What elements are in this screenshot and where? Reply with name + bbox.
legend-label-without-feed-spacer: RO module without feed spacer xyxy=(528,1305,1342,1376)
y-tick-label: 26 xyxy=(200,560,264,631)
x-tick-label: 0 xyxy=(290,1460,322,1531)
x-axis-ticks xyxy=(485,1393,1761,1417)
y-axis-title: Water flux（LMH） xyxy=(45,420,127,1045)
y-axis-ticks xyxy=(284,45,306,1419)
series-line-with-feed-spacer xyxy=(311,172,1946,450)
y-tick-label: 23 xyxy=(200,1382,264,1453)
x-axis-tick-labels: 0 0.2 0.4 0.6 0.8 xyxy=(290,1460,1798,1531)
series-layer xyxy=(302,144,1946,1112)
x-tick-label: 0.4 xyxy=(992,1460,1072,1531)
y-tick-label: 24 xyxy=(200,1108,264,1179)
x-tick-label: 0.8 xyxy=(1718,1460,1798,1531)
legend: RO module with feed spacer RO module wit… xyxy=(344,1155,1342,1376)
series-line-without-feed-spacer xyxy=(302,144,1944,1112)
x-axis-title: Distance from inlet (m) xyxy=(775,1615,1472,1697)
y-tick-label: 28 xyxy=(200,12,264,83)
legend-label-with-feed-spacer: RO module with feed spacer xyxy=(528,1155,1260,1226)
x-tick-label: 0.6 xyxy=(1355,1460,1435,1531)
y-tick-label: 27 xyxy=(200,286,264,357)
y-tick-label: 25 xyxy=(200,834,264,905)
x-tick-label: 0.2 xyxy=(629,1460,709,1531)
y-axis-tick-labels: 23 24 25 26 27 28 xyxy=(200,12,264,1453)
------------------------------------
What to do: Copy the material above line for line, with no changes.

Solution to the exercise:
What elements are in this screenshot and where? Reply with name + bbox.
legend-label-without-feed-spacer: RO module without feed spacer xyxy=(528,1305,1342,1376)
y-tick-label: 26 xyxy=(200,560,264,631)
x-tick-label: 0 xyxy=(290,1460,322,1531)
x-axis-ticks xyxy=(485,1393,1761,1417)
y-axis-title: Water flux（LMH） xyxy=(45,420,127,1045)
y-axis-ticks xyxy=(284,45,306,1419)
series-line-with-feed-spacer xyxy=(311,172,1946,450)
y-tick-label: 23 xyxy=(200,1382,264,1453)
x-axis-tick-labels: 0 0.2 0.4 0.6 0.8 xyxy=(290,1460,1798,1531)
series-layer xyxy=(302,144,1946,1112)
x-tick-label: 0.4 xyxy=(992,1460,1072,1531)
y-tick-label: 24 xyxy=(200,1108,264,1179)
x-tick-label: 0.8 xyxy=(1718,1460,1798,1531)
legend: RO module with feed spacer RO module wit… xyxy=(344,1155,1342,1376)
series-line-without-feed-spacer xyxy=(302,144,1944,1112)
x-axis-title: Distance from inlet (m) xyxy=(775,1615,1472,1697)
y-tick-label: 28 xyxy=(200,12,264,83)
legend-label-with-feed-spacer: RO module with feed spacer xyxy=(528,1155,1260,1226)
x-tick-label: 0.6 xyxy=(1355,1460,1435,1531)
y-tick-label: 27 xyxy=(200,286,264,357)
y-tick-label: 25 xyxy=(200,834,264,905)
x-tick-label: 0.2 xyxy=(629,1460,709,1531)
y-axis-tick-labels: 23 24 25 26 27 28 xyxy=(200,12,264,1453)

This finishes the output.